### Records supplied
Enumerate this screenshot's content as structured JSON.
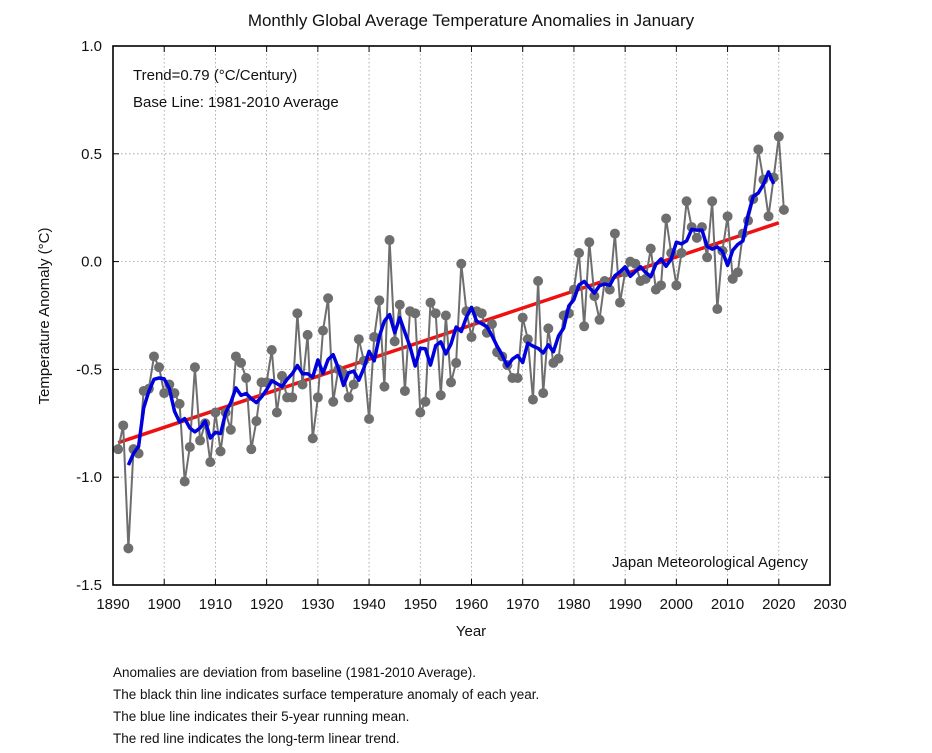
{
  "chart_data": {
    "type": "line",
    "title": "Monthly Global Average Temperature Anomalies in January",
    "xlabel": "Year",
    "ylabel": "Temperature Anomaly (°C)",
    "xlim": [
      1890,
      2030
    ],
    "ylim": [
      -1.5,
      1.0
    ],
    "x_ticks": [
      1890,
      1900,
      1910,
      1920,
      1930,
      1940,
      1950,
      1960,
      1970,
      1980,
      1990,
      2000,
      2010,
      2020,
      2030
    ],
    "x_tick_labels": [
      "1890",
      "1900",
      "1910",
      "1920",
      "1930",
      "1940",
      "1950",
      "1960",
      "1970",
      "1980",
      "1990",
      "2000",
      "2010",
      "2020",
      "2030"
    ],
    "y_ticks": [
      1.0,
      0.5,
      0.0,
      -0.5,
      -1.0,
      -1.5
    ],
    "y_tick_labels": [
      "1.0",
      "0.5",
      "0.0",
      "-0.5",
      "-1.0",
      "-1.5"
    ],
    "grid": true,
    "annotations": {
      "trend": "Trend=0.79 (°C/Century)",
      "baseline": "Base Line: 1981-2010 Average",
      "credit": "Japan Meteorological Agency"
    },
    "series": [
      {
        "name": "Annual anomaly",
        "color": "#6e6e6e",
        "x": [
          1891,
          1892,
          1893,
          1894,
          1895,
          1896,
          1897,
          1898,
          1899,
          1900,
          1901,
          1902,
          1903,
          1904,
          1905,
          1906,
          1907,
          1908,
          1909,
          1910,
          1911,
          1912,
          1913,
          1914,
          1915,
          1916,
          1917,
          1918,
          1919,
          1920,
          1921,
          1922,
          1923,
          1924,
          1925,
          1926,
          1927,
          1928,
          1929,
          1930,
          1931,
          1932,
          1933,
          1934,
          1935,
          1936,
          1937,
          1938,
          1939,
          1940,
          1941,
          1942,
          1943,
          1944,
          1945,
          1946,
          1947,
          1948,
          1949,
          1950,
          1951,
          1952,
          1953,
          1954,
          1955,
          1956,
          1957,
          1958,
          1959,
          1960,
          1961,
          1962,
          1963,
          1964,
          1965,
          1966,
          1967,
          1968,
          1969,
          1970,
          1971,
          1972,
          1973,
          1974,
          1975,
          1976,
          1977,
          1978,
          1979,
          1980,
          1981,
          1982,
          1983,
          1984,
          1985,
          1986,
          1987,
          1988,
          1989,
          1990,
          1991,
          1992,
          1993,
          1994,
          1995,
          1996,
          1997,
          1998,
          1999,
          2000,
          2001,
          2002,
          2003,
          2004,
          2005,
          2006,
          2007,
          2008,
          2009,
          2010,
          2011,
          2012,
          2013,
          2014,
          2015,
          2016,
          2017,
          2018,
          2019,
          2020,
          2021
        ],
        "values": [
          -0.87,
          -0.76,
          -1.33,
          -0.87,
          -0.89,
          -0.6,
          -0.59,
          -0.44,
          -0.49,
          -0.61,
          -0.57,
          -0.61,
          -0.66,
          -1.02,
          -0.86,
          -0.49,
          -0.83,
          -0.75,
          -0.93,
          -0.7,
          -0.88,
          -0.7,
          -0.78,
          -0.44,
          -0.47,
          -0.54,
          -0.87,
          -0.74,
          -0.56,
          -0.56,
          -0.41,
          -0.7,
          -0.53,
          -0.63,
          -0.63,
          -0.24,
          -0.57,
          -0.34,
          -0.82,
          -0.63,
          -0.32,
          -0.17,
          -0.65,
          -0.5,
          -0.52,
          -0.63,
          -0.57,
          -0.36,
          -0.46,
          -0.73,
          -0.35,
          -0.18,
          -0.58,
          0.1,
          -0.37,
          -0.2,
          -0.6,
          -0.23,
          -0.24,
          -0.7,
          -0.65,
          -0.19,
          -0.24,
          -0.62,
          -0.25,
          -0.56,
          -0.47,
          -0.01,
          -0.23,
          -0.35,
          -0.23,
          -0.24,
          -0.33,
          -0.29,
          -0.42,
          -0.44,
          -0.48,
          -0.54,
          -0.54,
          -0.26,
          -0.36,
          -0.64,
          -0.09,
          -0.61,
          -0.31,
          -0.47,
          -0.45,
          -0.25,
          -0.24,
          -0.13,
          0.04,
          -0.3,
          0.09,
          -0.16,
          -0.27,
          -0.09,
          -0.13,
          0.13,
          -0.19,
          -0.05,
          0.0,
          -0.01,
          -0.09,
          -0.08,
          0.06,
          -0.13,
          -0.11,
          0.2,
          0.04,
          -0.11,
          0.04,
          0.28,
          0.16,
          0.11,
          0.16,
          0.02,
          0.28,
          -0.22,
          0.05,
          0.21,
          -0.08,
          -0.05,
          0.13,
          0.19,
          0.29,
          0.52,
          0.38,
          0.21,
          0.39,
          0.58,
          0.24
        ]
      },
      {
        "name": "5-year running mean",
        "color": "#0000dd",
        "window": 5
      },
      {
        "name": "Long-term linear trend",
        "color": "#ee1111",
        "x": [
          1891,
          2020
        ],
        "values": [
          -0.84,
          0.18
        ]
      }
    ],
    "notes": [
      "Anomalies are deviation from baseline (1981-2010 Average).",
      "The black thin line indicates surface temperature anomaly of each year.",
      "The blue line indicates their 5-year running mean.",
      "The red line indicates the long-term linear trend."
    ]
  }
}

### Your instructions
Leaving all pictures aside, quote each record exactly.

### Solution below
Enumerate this screenshot's content as structured JSON.
{
  "chart_data": {
    "type": "line",
    "title": "Monthly Global Average Temperature Anomalies in January",
    "xlabel": "Year",
    "ylabel": "Temperature Anomaly (°C)",
    "xlim": [
      1890,
      2030
    ],
    "ylim": [
      -1.5,
      1.0
    ],
    "x_ticks": [
      1890,
      1900,
      1910,
      1920,
      1930,
      1940,
      1950,
      1960,
      1970,
      1980,
      1990,
      2000,
      2010,
      2020,
      2030
    ],
    "x_tick_labels": [
      "1890",
      "1900",
      "1910",
      "1920",
      "1930",
      "1940",
      "1950",
      "1960",
      "1970",
      "1980",
      "1990",
      "2000",
      "2010",
      "2020",
      "2030"
    ],
    "y_ticks": [
      1.0,
      0.5,
      0.0,
      -0.5,
      -1.0,
      -1.5
    ],
    "y_tick_labels": [
      "1.0",
      "0.5",
      "0.0",
      "-0.5",
      "-1.0",
      "-1.5"
    ],
    "grid": true,
    "annotations": {
      "trend": "Trend=0.79 (°C/Century)",
      "baseline": "Base Line: 1981-2010 Average",
      "credit": "Japan Meteorological Agency"
    },
    "series": [
      {
        "name": "Annual anomaly",
        "color": "#6e6e6e",
        "x": [
          1891,
          1892,
          1893,
          1894,
          1895,
          1896,
          1897,
          1898,
          1899,
          1900,
          1901,
          1902,
          1903,
          1904,
          1905,
          1906,
          1907,
          1908,
          1909,
          1910,
          1911,
          1912,
          1913,
          1914,
          1915,
          1916,
          1917,
          1918,
          1919,
          1920,
          1921,
          1922,
          1923,
          1924,
          1925,
          1926,
          1927,
          1928,
          1929,
          1930,
          1931,
          1932,
          1933,
          1934,
          1935,
          1936,
          1937,
          1938,
          1939,
          1940,
          1941,
          1942,
          1943,
          1944,
          1945,
          1946,
          1947,
          1948,
          1949,
          1950,
          1951,
          1952,
          1953,
          1954,
          1955,
          1956,
          1957,
          1958,
          1959,
          1960,
          1961,
          1962,
          1963,
          1964,
          1965,
          1966,
          1967,
          1968,
          1969,
          1970,
          1971,
          1972,
          1973,
          1974,
          1975,
          1976,
          1977,
          1978,
          1979,
          1980,
          1981,
          1982,
          1983,
          1984,
          1985,
          1986,
          1987,
          1988,
          1989,
          1990,
          1991,
          1992,
          1993,
          1994,
          1995,
          1996,
          1997,
          1998,
          1999,
          2000,
          2001,
          2002,
          2003,
          2004,
          2005,
          2006,
          2007,
          2008,
          2009,
          2010,
          2011,
          2012,
          2013,
          2014,
          2015,
          2016,
          2017,
          2018,
          2019,
          2020,
          2021
        ],
        "values": [
          -0.87,
          -0.76,
          -1.33,
          -0.87,
          -0.89,
          -0.6,
          -0.59,
          -0.44,
          -0.49,
          -0.61,
          -0.57,
          -0.61,
          -0.66,
          -1.02,
          -0.86,
          -0.49,
          -0.83,
          -0.75,
          -0.93,
          -0.7,
          -0.88,
          -0.7,
          -0.78,
          -0.44,
          -0.47,
          -0.54,
          -0.87,
          -0.74,
          -0.56,
          -0.56,
          -0.41,
          -0.7,
          -0.53,
          -0.63,
          -0.63,
          -0.24,
          -0.57,
          -0.34,
          -0.82,
          -0.63,
          -0.32,
          -0.17,
          -0.65,
          -0.5,
          -0.52,
          -0.63,
          -0.57,
          -0.36,
          -0.46,
          -0.73,
          -0.35,
          -0.18,
          -0.58,
          0.1,
          -0.37,
          -0.2,
          -0.6,
          -0.23,
          -0.24,
          -0.7,
          -0.65,
          -0.19,
          -0.24,
          -0.62,
          -0.25,
          -0.56,
          -0.47,
          -0.01,
          -0.23,
          -0.35,
          -0.23,
          -0.24,
          -0.33,
          -0.29,
          -0.42,
          -0.44,
          -0.48,
          -0.54,
          -0.54,
          -0.26,
          -0.36,
          -0.64,
          -0.09,
          -0.61,
          -0.31,
          -0.47,
          -0.45,
          -0.25,
          -0.24,
          -0.13,
          0.04,
          -0.3,
          0.09,
          -0.16,
          -0.27,
          -0.09,
          -0.13,
          0.13,
          -0.19,
          -0.05,
          0.0,
          -0.01,
          -0.09,
          -0.08,
          0.06,
          -0.13,
          -0.11,
          0.2,
          0.04,
          -0.11,
          0.04,
          0.28,
          0.16,
          0.11,
          0.16,
          0.02,
          0.28,
          -0.22,
          0.05,
          0.21,
          -0.08,
          -0.05,
          0.13,
          0.19,
          0.29,
          0.52,
          0.38,
          0.21,
          0.39,
          0.58,
          0.24
        ]
      },
      {
        "name": "5-year running mean",
        "color": "#0000dd",
        "window": 5
      },
      {
        "name": "Long-term linear trend",
        "color": "#ee1111",
        "x": [
          1891,
          2020
        ],
        "values": [
          -0.84,
          0.18
        ]
      }
    ],
    "notes": [
      "Anomalies are deviation from baseline (1981-2010 Average).",
      "The black thin line indicates surface temperature anomaly of each year.",
      "The blue line indicates their 5-year running mean.",
      "The red line indicates the long-term linear trend."
    ]
  }
}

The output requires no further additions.